- **Your goal**
Copy all the material that follows, keeping every character the same.

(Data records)

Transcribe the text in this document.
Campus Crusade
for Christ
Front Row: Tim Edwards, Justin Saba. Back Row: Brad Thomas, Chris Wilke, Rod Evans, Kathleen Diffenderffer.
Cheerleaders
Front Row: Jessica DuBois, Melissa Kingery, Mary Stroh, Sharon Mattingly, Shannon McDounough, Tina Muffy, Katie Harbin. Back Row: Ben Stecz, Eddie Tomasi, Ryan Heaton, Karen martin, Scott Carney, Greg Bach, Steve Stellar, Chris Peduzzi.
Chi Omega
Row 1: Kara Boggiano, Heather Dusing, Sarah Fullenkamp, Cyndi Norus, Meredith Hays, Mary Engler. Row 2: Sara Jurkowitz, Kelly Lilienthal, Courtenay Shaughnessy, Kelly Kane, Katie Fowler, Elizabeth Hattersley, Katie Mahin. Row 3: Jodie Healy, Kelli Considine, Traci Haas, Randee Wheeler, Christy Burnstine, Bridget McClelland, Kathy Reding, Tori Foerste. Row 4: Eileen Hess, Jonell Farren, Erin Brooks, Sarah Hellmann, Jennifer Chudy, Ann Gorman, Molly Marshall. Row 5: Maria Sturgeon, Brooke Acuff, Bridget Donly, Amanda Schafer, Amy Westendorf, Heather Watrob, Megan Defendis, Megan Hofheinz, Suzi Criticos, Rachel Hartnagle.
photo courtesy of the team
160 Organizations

- **Correct answer**
Transcribe the text in this document.
Campus Crusade
for Christ
Front Row: Tim Edwards, Justin Saba. Back Row: Brad Thomas, Chris Wilke, Rod Evans, Kathleen Diffenderffer.
Cheerleaders
Front Row: Jessica DuBois, Melissa Kingery, Mary Stroh, Sharon Mattingly, Shannon McDounough, Tina Muffy, Katie Harbin. Back Row: Ben Stecz, Eddie Tomasi, Ryan Heaton, Karen martin, Scott Carney, Greg Bach, Steve Stellar, Chris Peduzzi.
Chi Omega
Row 1: Kara Boggiano, Heather Dusing, Sarah Fullenkamp, Cyndi Norus, Meredith Hays, Mary Engler. Row 2: Sara Jurkowitz, Kelly Lilienthal, Courtenay Shaughnessy, Kelly Kane, Katie Fowler, Elizabeth Hattersley, Katie Mahin. Row 3: Jodie Healy, Kelli Considine, Traci Haas, Randee Wheeler, Christy Burnstine, Bridget McClelland, Kathy Reding, Tori Foerste. Row 4: Eileen Hess, Jonell Farren, Erin Brooks, Sarah Hellmann, Jennifer Chudy, Ann Gorman, Molly Marshall. Row 5: Maria Sturgeon, Brooke Acuff, Bridget Donly, Amanda Schafer, Amy Westendorf, Heather Watrob, Megan Defendis, Megan Hofheinz, Suzi Criticos, Rachel Hartnagle.
photo courtesy of the team
160 Organizations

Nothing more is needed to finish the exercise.